Count every line that has the word "Skala" in it; give no more than the number.

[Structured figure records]
______________________________

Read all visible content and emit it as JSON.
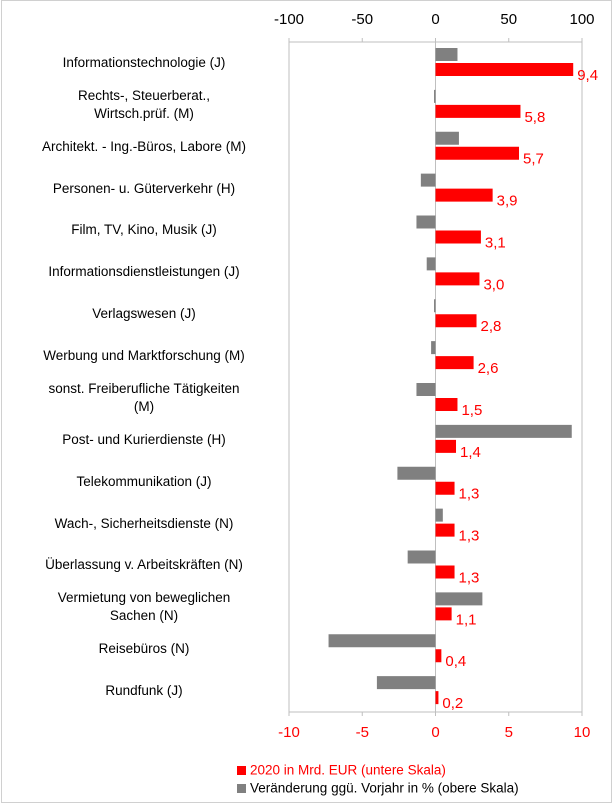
{
  "chart_data": {
    "type": "bar",
    "orientation": "horizontal",
    "categories": [
      "Informationstechnologie (J)",
      "Rechts-, Steuerberat.,\nWirtsch.prüf. (M)",
      "Architekt. - Ing.-Büros, Labore (M)",
      "Personen- u. Güterverkehr (H)",
      "Film, TV, Kino, Musik (J)",
      "Informationsdienstleistungen (J)",
      "Verlagswesen (J)",
      "Werbung und Marktforschung (M)",
      "sonst. Freiberufliche Tätigkeiten\n(M)",
      "Post- und Kurierdienste (H)",
      "Telekommunikation (J)",
      "Wach-, Sicherheitsdienste (N)",
      "Überlassung v. Arbeitskräften (N)",
      "Vermietung von beweglichen\nSachen (N)",
      "Reisebüros (N)",
      "Rundfunk (J)"
    ],
    "series": [
      {
        "name": "2020 in Mrd. EUR (untere Skala)",
        "color": "#ff0000",
        "axis": "x",
        "values": [
          9.4,
          5.8,
          5.7,
          3.9,
          3.1,
          3.0,
          2.8,
          2.6,
          1.5,
          1.4,
          1.3,
          1.3,
          1.3,
          1.1,
          0.4,
          0.2
        ],
        "value_labels": [
          "9,4",
          "5,8",
          "5,7",
          "3,9",
          "3,1",
          "3,0",
          "2,8",
          "2,6",
          "1,5",
          "1,4",
          "1,3",
          "1,3",
          "1,3",
          "1,1",
          "0,4",
          "0,2"
        ]
      },
      {
        "name": "Veränderung ggü. Vorjahr in % (obere Skala)",
        "color": "#808080",
        "axis": "x2",
        "values": [
          15,
          -1,
          16,
          -10,
          -13,
          -6,
          -1,
          -3,
          -13,
          93,
          -26,
          5,
          -19,
          32,
          -73,
          -40
        ]
      }
    ],
    "xlim": [
      -10,
      10
    ],
    "xticks": [
      -10,
      -5,
      0,
      5,
      10
    ],
    "x2lim": [
      -100,
      100
    ],
    "x2ticks": [
      -100,
      -50,
      0,
      50,
      100
    ],
    "grid": false,
    "legend": "bottom"
  }
}
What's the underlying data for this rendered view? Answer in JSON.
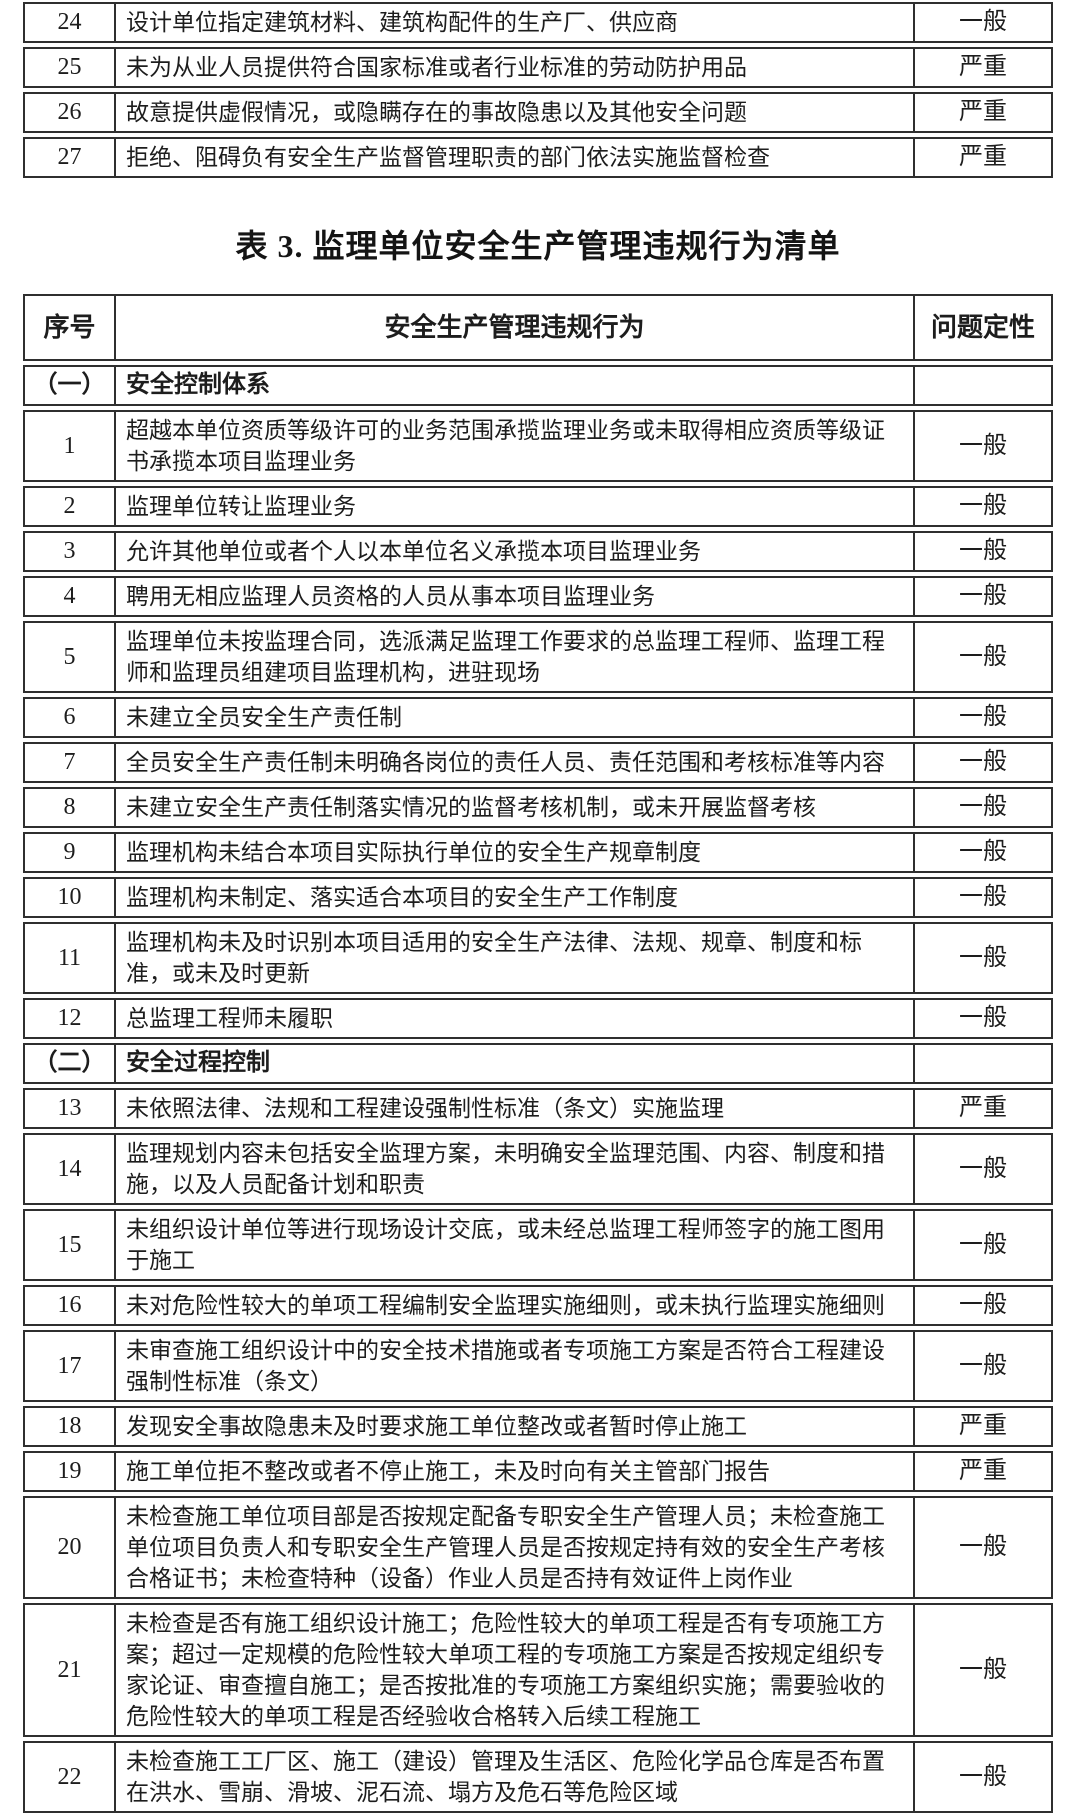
{
  "document": {
    "title": "表 3. 监理单位安全生产管理违规行为清单"
  },
  "colors": {
    "background": "#ffffff",
    "text": "#1d1d1d",
    "border": "#2f2f2f"
  },
  "continued_table": {
    "rows": [
      {
        "no": "24",
        "behavior": "设计单位指定建筑材料、建筑构配件的生产厂、供应商",
        "severity": "一般"
      },
      {
        "no": "25",
        "behavior": "未为从业人员提供符合国家标准或者行业标准的劳动防护用品",
        "severity": "严重"
      },
      {
        "no": "26",
        "behavior": "故意提供虚假情况，或隐瞒存在的事故隐患以及其他安全问题",
        "severity": "严重"
      },
      {
        "no": "27",
        "behavior": "拒绝、阻碍负有安全生产监督管理职责的部门依法实施监督检查",
        "severity": "严重"
      }
    ]
  },
  "table3": {
    "headers": {
      "no": "序号",
      "behavior": "安全生产管理违规行为",
      "severity": "问题定性"
    },
    "rows": [
      {
        "no": "（一）",
        "behavior": "安全控制体系",
        "severity": "",
        "section": true
      },
      {
        "no": "1",
        "behavior": "超越本单位资质等级许可的业务范围承揽监理业务或未取得相应资质等级证书承揽本项目监理业务",
        "severity": "一般"
      },
      {
        "no": "2",
        "behavior": "监理单位转让监理业务",
        "severity": "一般"
      },
      {
        "no": "3",
        "behavior": "允许其他单位或者个人以本单位名义承揽本项目监理业务",
        "severity": "一般"
      },
      {
        "no": "4",
        "behavior": "聘用无相应监理人员资格的人员从事本项目监理业务",
        "severity": "一般"
      },
      {
        "no": "5",
        "behavior": "监理单位未按监理合同，选派满足监理工作要求的总监理工程师、监理工程师和监理员组建项目监理机构，进驻现场",
        "severity": "一般"
      },
      {
        "no": "6",
        "behavior": "未建立全员安全生产责任制",
        "severity": "一般"
      },
      {
        "no": "7",
        "behavior": "全员安全生产责任制未明确各岗位的责任人员、责任范围和考核标准等内容",
        "severity": "一般"
      },
      {
        "no": "8",
        "behavior": "未建立安全生产责任制落实情况的监督考核机制，或未开展监督考核",
        "severity": "一般"
      },
      {
        "no": "9",
        "behavior": "监理机构未结合本项目实际执行单位的安全生产规章制度",
        "severity": "一般"
      },
      {
        "no": "10",
        "behavior": "监理机构未制定、落实适合本项目的安全生产工作制度",
        "severity": "一般"
      },
      {
        "no": "11",
        "behavior": "监理机构未及时识别本项目适用的安全生产法律、法规、规章、制度和标准，或未及时更新",
        "severity": "一般"
      },
      {
        "no": "12",
        "behavior": "总监理工程师未履职",
        "severity": "一般"
      },
      {
        "no": "（二）",
        "behavior": "安全过程控制",
        "severity": "",
        "section": true
      },
      {
        "no": "13",
        "behavior": "未依照法律、法规和工程建设强制性标准（条文）实施监理",
        "severity": "严重"
      },
      {
        "no": "14",
        "behavior": "监理规划内容未包括安全监理方案，未明确安全监理范围、内容、制度和措施，以及人员配备计划和职责",
        "severity": "一般"
      },
      {
        "no": "15",
        "behavior": "未组织设计单位等进行现场设计交底，或未经总监理工程师签字的施工图用于施工",
        "severity": "一般"
      },
      {
        "no": "16",
        "behavior": "未对危险性较大的单项工程编制安全监理实施细则，或未执行监理实施细则",
        "severity": "一般"
      },
      {
        "no": "17",
        "behavior": "未审查施工组织设计中的安全技术措施或者专项施工方案是否符合工程建设强制性标准（条文）",
        "severity": "一般"
      },
      {
        "no": "18",
        "behavior": "发现安全事故隐患未及时要求施工单位整改或者暂时停止施工",
        "severity": "严重"
      },
      {
        "no": "19",
        "behavior": "施工单位拒不整改或者不停止施工，未及时向有关主管部门报告",
        "severity": "严重"
      },
      {
        "no": "20",
        "behavior": "未检查施工单位项目部是否按规定配备专职安全生产管理人员；未检查施工单位项目负责人和专职安全生产管理人员是否按规定持有效的安全生产考核合格证书；未检查特种（设备）作业人员是否持有效证件上岗作业",
        "severity": "一般"
      },
      {
        "no": "21",
        "behavior": "未检查是否有施工组织设计施工；危险性较大的单项工程是否有专项施工方案；超过一定规模的危险性较大单项工程的专项施工方案是否按规定组织专家论证、审查擅自施工；是否按批准的专项施工方案组织实施；需要验收的危险性较大的单项工程是否经验收合格转入后续工程施工",
        "severity": "一般"
      },
      {
        "no": "22",
        "behavior": "未检查施工工厂区、施工（建设）管理及生活区、危险化学品仓库是否布置在洪水、雪崩、滑坡、泥石流、塌方及危石等危险区域",
        "severity": "一般"
      }
    ]
  }
}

______________________________

=== Solution below ===
2